◆ **Task objective**
Reproduce the records below exactly as they appear.

Figure record listings
┌────────

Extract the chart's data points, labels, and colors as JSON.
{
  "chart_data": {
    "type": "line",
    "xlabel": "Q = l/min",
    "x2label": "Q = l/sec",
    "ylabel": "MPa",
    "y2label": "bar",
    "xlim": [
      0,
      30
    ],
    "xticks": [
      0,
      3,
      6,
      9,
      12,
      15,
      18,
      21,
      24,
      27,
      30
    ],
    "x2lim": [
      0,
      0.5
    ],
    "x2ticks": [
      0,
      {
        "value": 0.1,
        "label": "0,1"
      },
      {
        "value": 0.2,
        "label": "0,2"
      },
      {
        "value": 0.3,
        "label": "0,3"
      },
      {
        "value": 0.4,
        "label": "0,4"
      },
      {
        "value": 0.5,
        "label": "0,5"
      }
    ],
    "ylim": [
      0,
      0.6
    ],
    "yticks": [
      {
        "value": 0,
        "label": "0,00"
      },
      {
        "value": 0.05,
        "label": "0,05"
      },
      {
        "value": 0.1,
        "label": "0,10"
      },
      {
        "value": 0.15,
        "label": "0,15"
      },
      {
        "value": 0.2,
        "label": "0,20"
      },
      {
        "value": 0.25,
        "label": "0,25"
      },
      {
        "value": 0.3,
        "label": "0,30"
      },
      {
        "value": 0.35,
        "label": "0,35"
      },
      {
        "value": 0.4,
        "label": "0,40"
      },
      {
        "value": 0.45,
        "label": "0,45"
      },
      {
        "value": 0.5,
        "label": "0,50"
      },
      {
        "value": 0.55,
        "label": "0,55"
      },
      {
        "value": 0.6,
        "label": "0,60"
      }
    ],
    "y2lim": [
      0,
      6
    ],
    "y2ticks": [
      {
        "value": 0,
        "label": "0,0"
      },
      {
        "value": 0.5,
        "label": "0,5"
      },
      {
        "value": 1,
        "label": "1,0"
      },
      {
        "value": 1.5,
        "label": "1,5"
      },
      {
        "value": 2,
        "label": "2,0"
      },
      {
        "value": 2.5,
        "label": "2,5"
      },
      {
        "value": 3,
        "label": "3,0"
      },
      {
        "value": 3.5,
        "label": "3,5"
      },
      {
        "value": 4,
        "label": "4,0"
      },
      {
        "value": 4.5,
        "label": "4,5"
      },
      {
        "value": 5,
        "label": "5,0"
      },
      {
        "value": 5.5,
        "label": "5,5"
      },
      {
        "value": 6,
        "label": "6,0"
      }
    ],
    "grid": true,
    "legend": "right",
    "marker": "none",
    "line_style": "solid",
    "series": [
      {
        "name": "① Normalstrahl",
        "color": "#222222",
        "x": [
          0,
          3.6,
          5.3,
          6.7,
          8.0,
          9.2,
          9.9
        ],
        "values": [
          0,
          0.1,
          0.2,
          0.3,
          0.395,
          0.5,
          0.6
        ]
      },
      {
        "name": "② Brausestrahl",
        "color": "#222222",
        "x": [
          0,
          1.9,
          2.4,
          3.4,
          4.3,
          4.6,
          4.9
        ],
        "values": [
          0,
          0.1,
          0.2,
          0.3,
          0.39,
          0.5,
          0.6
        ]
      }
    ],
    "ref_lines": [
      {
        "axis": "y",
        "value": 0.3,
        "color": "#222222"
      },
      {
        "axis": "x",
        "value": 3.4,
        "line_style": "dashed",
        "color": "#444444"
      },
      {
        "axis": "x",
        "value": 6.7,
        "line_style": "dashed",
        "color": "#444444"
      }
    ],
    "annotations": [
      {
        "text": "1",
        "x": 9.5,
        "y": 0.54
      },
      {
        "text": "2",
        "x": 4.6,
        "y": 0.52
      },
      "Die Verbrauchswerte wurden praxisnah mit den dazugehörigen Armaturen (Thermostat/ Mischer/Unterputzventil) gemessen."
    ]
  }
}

└────────

◆ **Final result**
Extract the chart's data points, labels, and colors as JSON.
{
  "chart_data": {
    "type": "line",
    "xlabel": "Q = l/min",
    "x2label": "Q = l/sec",
    "ylabel": "MPa",
    "y2label": "bar",
    "xlim": [
      0,
      30
    ],
    "xticks": [
      0,
      3,
      6,
      9,
      12,
      15,
      18,
      21,
      24,
      27,
      30
    ],
    "x2lim": [
      0,
      0.5
    ],
    "x2ticks": [
      0,
      {
        "value": 0.1,
        "label": "0,1"
      },
      {
        "value": 0.2,
        "label": "0,2"
      },
      {
        "value": 0.3,
        "label": "0,3"
      },
      {
        "value": 0.4,
        "label": "0,4"
      },
      {
        "value": 0.5,
        "label": "0,5"
      }
    ],
    "ylim": [
      0,
      0.6
    ],
    "yticks": [
      {
        "value": 0,
        "label": "0,00"
      },
      {
        "value": 0.05,
        "label": "0,05"
      },
      {
        "value": 0.1,
        "label": "0,10"
      },
      {
        "value": 0.15,
        "label": "0,15"
      },
      {
        "value": 0.2,
        "label": "0,20"
      },
      {
        "value": 0.25,
        "label": "0,25"
      },
      {
        "value": 0.3,
        "label": "0,30"
      },
      {
        "value": 0.35,
        "label": "0,35"
      },
      {
        "value": 0.4,
        "label": "0,40"
      },
      {
        "value": 0.45,
        "label": "0,45"
      },
      {
        "value": 0.5,
        "label": "0,50"
      },
      {
        "value": 0.55,
        "label": "0,55"
      },
      {
        "value": 0.6,
        "label": "0,60"
      }
    ],
    "y2lim": [
      0,
      6
    ],
    "y2ticks": [
      {
        "value": 0,
        "label": "0,0"
      },
      {
        "value": 0.5,
        "label": "0,5"
      },
      {
        "value": 1,
        "label": "1,0"
      },
      {
        "value": 1.5,
        "label": "1,5"
      },
      {
        "value": 2,
        "label": "2,0"
      },
      {
        "value": 2.5,
        "label": "2,5"
      },
      {
        "value": 3,
        "label": "3,0"
      },
      {
        "value": 3.5,
        "label": "3,5"
      },
      {
        "value": 4,
        "label": "4,0"
      },
      {
        "value": 4.5,
        "label": "4,5"
      },
      {
        "value": 5,
        "label": "5,0"
      },
      {
        "value": 5.5,
        "label": "5,5"
      },
      {
        "value": 6,
        "label": "6,0"
      }
    ],
    "grid": true,
    "legend": "right",
    "marker": "none",
    "line_style": "solid",
    "series": [
      {
        "name": "① Normalstrahl",
        "color": "#222222",
        "x": [
          0,
          3.6,
          5.3,
          6.7,
          8.0,
          9.2,
          9.9
        ],
        "values": [
          0,
          0.1,
          0.2,
          0.3,
          0.395,
          0.5,
          0.6
        ]
      },
      {
        "name": "② Brausestrahl",
        "color": "#222222",
        "x": [
          0,
          1.9,
          2.4,
          3.4,
          4.3,
          4.6,
          4.9
        ],
        "values": [
          0,
          0.1,
          0.2,
          0.3,
          0.39,
          0.5,
          0.6
        ]
      }
    ],
    "ref_lines": [
      {
        "axis": "y",
        "value": 0.3,
        "color": "#222222"
      },
      {
        "axis": "x",
        "value": 3.4,
        "line_style": "dashed",
        "color": "#444444"
      },
      {
        "axis": "x",
        "value": 6.7,
        "line_style": "dashed",
        "color": "#444444"
      }
    ],
    "annotations": [
      {
        "text": "1",
        "x": 9.5,
        "y": 0.54
      },
      {
        "text": "2",
        "x": 4.6,
        "y": 0.52
      },
      "Die Verbrauchswerte wurden praxisnah mit den dazugehörigen Armaturen (Thermostat/ Mischer/Unterputzventil) gemessen."
    ]
  }
}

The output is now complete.